## What you have to do
In the material below, list every line carrying the string "xlabel".

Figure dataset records
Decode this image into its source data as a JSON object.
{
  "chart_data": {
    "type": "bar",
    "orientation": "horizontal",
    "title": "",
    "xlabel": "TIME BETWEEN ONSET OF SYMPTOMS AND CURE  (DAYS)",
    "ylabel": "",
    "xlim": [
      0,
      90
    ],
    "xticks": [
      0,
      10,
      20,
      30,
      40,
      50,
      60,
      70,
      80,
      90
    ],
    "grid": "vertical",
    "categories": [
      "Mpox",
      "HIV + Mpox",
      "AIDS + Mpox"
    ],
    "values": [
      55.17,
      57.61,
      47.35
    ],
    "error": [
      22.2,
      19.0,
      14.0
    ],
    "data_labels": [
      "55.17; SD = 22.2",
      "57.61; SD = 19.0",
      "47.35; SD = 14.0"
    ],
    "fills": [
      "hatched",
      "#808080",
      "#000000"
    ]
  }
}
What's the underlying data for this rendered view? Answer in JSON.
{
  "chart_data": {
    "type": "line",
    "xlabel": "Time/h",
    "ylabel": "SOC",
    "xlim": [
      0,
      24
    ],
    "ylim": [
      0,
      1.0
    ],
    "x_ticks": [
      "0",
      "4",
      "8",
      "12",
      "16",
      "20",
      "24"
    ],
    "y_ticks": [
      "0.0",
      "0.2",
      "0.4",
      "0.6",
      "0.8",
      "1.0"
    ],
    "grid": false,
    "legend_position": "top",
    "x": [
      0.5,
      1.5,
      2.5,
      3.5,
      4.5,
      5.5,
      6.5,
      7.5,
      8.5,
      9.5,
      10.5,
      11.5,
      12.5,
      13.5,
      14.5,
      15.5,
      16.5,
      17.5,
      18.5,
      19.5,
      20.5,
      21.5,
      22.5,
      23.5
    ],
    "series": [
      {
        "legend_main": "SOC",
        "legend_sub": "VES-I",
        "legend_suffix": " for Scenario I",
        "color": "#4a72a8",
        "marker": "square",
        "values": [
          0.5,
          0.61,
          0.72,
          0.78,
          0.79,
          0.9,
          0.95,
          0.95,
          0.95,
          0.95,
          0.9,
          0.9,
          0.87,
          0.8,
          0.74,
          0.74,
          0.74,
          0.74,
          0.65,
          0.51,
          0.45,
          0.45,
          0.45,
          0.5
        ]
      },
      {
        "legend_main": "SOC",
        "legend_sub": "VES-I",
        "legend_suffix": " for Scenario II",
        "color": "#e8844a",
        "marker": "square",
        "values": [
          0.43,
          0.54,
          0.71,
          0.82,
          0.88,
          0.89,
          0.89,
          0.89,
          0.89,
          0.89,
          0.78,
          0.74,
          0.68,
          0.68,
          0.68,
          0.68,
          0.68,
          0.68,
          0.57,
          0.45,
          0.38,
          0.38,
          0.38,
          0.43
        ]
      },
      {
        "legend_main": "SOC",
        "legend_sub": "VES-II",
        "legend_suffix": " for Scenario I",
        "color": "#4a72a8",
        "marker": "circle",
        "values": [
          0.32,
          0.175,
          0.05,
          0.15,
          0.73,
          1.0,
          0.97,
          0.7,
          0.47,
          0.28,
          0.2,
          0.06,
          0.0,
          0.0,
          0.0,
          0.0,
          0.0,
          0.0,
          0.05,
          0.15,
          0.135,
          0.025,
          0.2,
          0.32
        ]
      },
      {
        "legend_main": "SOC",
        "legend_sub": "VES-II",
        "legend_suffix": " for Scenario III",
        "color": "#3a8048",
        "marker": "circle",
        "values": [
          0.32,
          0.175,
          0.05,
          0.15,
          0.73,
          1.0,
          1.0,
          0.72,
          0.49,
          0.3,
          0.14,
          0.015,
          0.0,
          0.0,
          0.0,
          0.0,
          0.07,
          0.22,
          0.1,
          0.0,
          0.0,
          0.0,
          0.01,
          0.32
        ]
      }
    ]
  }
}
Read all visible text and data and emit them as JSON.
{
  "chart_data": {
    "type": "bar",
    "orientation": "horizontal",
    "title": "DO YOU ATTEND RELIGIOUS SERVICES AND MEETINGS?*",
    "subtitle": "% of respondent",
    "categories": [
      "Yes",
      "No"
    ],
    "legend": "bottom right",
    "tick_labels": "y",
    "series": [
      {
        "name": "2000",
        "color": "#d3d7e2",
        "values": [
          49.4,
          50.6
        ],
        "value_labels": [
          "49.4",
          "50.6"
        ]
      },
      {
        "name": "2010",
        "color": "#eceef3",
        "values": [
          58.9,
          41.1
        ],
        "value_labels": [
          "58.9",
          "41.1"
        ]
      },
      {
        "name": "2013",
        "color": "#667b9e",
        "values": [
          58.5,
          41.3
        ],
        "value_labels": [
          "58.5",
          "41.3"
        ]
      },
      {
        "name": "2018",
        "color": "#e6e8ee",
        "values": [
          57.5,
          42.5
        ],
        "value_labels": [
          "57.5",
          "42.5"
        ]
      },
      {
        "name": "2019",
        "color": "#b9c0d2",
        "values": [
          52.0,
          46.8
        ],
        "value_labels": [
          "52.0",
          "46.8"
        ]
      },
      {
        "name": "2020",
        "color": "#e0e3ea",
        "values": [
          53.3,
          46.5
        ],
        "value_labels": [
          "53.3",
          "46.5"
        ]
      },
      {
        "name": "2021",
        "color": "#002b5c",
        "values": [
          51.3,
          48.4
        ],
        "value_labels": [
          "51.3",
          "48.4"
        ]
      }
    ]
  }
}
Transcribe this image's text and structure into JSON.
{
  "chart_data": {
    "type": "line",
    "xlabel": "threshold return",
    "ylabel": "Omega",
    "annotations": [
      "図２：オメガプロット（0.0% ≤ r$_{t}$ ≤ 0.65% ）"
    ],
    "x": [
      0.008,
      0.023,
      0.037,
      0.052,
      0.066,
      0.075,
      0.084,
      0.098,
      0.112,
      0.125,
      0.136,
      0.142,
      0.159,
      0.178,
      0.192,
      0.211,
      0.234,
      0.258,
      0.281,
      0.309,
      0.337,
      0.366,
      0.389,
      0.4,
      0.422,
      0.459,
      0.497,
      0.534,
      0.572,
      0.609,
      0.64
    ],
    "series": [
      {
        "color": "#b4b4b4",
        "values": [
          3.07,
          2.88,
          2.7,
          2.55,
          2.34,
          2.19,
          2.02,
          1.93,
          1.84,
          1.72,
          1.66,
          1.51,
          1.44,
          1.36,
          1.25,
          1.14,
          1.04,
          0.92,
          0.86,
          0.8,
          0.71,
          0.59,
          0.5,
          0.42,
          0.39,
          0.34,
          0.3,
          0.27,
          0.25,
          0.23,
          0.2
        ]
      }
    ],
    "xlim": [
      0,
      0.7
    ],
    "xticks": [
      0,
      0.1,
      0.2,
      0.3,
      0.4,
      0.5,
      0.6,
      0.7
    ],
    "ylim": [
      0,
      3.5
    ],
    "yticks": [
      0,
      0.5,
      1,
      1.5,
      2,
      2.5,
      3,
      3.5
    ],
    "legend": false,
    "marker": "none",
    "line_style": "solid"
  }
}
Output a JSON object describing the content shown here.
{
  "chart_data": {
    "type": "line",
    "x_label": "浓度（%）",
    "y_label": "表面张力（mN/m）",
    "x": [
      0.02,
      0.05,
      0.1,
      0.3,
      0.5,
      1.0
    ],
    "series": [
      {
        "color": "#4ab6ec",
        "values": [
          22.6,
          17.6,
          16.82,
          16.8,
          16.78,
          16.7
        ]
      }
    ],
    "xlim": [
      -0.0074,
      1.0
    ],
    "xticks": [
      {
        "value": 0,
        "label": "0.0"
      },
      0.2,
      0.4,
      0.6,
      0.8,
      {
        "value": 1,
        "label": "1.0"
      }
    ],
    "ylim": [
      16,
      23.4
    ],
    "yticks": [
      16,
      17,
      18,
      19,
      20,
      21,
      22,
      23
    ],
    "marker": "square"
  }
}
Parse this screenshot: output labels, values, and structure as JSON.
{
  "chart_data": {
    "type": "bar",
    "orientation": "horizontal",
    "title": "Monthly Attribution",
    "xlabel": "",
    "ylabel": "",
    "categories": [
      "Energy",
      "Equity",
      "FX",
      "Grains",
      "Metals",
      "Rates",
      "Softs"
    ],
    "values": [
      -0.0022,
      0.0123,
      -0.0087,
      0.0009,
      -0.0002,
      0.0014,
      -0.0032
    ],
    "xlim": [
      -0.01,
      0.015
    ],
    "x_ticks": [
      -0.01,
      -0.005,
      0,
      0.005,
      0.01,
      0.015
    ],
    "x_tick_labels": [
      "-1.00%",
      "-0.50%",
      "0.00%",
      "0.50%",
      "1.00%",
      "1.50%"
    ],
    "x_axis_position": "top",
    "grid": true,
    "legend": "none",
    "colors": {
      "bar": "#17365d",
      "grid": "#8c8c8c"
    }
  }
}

## Solved exercise
    "xlabel": "TIME BETWEEN ONSET OF SYMPTOMS AND CURE  (DAYS)",
    "xlabel": "Time/h",
    "xlabel": "threshold return",
    "xlabel": "",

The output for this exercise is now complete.